─── Data rows

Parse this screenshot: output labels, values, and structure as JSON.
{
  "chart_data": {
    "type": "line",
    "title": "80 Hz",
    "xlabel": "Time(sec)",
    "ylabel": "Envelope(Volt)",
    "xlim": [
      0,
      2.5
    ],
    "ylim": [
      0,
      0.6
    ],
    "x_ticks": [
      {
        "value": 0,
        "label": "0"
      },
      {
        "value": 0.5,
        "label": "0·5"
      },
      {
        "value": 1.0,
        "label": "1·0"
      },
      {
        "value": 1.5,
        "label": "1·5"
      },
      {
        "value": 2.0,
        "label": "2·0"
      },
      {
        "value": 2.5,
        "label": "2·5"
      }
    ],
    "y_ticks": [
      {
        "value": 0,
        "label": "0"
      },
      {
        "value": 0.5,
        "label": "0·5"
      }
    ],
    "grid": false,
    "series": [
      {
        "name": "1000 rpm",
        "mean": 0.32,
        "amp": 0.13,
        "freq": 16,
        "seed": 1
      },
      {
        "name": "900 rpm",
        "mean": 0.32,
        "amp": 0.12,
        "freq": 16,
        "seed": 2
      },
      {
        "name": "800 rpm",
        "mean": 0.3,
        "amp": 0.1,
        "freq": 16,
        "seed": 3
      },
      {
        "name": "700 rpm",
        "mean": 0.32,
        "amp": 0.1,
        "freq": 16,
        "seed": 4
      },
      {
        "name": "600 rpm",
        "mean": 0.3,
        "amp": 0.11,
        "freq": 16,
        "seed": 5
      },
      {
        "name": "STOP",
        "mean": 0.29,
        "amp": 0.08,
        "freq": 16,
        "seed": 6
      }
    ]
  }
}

──────

| What to work on |
Repeat each record exactly. Omit nothing.

| Solution to this task |
Parse this screenshot: output labels, values, and structure as JSON.
{
  "chart_data": {
    "type": "line",
    "title": "80 Hz",
    "xlabel": "Time(sec)",
    "ylabel": "Envelope(Volt)",
    "xlim": [
      0,
      2.5
    ],
    "ylim": [
      0,
      0.6
    ],
    "x_ticks": [
      {
        "value": 0,
        "label": "0"
      },
      {
        "value": 0.5,
        "label": "0·5"
      },
      {
        "value": 1.0,
        "label": "1·0"
      },
      {
        "value": 1.5,
        "label": "1·5"
      },
      {
        "value": 2.0,
        "label": "2·0"
      },
      {
        "value": 2.5,
        "label": "2·5"
      }
    ],
    "y_ticks": [
      {
        "value": 0,
        "label": "0"
      },
      {
        "value": 0.5,
        "label": "0·5"
      }
    ],
    "grid": false,
    "series": [
      {
        "name": "1000 rpm",
        "mean": 0.32,
        "amp": 0.13,
        "freq": 16,
        "seed": 1
      },
      {
        "name": "900 rpm",
        "mean": 0.32,
        "amp": 0.12,
        "freq": 16,
        "seed": 2
      },
      {
        "name": "800 rpm",
        "mean": 0.3,
        "amp": 0.1,
        "freq": 16,
        "seed": 3
      },
      {
        "name": "700 rpm",
        "mean": 0.32,
        "amp": 0.1,
        "freq": 16,
        "seed": 4
      },
      {
        "name": "600 rpm",
        "mean": 0.3,
        "amp": 0.11,
        "freq": 16,
        "seed": 5
      },
      {
        "name": "STOP",
        "mean": 0.29,
        "amp": 0.08,
        "freq": 16,
        "seed": 6
      }
    ]
  }
}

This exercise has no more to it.